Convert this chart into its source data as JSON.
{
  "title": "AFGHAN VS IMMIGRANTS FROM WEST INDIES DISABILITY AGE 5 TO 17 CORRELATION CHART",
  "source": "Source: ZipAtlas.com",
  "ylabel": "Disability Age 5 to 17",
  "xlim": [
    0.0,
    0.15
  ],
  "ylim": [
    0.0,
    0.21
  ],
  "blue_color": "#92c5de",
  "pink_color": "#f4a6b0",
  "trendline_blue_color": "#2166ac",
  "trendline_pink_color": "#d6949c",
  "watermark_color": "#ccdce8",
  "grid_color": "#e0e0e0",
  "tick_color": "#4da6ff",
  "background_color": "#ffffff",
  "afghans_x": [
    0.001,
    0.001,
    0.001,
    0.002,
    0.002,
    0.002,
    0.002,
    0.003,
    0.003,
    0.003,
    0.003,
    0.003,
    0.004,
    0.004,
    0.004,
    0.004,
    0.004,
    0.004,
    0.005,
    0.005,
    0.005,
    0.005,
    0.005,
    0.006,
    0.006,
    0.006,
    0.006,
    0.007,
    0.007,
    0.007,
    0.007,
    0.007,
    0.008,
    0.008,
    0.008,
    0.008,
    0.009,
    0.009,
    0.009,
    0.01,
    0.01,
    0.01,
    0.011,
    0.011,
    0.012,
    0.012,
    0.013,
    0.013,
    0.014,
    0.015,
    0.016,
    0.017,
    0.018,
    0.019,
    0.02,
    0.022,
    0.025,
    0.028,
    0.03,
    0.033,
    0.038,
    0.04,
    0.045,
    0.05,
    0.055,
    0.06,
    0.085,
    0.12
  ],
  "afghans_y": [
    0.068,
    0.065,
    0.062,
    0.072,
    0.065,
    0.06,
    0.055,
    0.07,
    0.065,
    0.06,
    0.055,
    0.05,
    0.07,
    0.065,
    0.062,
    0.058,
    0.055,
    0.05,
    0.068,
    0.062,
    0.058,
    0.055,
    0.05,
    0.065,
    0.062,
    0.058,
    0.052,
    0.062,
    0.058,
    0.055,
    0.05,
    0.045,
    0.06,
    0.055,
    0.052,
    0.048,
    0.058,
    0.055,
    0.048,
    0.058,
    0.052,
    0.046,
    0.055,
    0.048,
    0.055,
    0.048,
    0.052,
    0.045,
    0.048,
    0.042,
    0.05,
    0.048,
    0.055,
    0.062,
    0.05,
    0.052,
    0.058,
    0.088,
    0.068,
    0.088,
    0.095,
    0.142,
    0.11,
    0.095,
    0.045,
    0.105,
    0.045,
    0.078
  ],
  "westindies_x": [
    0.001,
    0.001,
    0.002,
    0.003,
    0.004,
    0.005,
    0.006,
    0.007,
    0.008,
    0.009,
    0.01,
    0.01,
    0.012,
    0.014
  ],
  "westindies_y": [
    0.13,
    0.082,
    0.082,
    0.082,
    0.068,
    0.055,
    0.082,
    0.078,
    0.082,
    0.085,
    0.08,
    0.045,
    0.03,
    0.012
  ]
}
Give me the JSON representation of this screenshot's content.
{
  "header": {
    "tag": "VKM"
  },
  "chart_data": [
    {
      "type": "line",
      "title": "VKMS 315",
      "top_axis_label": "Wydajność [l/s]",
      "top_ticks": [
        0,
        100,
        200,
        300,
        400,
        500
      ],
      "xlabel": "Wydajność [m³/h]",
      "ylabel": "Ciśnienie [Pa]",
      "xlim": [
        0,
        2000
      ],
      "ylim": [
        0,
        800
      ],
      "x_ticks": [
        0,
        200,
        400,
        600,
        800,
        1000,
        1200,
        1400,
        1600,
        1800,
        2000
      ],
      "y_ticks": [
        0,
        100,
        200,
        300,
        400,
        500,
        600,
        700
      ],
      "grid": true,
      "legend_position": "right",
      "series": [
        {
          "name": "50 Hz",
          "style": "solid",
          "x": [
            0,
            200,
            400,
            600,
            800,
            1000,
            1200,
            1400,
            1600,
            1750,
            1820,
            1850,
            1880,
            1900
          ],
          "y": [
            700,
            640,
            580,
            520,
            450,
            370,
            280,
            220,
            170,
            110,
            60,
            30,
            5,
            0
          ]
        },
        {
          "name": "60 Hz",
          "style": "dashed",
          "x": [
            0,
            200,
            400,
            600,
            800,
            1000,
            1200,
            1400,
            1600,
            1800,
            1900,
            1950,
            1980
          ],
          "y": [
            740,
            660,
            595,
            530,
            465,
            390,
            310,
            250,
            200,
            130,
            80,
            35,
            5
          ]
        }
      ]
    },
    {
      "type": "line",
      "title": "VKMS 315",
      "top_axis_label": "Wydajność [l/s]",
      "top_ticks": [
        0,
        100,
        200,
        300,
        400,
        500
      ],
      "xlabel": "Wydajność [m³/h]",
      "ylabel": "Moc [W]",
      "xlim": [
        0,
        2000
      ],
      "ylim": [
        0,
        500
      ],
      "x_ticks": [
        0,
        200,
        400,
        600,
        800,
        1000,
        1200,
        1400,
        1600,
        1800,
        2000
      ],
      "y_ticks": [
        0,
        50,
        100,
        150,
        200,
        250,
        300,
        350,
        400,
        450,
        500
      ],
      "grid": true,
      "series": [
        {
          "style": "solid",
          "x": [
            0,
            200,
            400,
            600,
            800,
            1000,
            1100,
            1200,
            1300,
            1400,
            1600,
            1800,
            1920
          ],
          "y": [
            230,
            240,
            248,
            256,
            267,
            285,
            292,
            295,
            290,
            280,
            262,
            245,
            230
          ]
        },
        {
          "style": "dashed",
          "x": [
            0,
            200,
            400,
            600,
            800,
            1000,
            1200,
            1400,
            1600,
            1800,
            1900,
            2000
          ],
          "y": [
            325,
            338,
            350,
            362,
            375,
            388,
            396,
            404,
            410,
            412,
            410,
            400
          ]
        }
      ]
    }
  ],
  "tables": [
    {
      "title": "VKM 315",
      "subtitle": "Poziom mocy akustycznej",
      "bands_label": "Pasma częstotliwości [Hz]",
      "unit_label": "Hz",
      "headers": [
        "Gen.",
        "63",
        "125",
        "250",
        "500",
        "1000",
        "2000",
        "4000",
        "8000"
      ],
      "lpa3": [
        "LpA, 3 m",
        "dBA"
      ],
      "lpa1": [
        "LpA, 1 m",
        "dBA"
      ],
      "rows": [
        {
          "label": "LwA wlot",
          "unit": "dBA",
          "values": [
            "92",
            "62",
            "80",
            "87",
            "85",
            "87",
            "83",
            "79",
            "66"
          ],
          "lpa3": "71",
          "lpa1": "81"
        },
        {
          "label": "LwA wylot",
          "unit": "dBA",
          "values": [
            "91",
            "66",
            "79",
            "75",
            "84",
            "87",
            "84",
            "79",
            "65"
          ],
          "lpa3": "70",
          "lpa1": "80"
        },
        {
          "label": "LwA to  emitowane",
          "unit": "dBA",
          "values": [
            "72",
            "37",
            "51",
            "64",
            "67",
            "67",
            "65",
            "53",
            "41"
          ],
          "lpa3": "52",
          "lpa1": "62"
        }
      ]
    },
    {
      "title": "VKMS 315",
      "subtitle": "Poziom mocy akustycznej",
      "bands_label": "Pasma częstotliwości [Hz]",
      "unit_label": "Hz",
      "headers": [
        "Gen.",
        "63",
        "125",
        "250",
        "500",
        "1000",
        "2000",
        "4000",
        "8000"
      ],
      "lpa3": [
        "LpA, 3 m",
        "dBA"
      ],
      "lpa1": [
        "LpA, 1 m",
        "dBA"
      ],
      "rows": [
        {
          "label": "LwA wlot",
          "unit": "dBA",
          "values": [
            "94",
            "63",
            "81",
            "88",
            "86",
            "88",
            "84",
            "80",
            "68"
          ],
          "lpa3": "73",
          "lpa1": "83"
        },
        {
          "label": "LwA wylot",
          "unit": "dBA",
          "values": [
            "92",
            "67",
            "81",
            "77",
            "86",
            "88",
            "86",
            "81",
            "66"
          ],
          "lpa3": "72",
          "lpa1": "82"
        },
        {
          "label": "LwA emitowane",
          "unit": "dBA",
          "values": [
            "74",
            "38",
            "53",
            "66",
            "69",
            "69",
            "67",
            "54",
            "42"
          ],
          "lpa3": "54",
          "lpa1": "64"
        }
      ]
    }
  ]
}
····················
Instructions to follow – Show every line above in which the word "ylabel" occurs.

Response below –
  "ylabel": "Disability Age 5 to 17",
      "ylabel": "Ciśnienie [Pa]",
      "ylabel": "Moc [W]",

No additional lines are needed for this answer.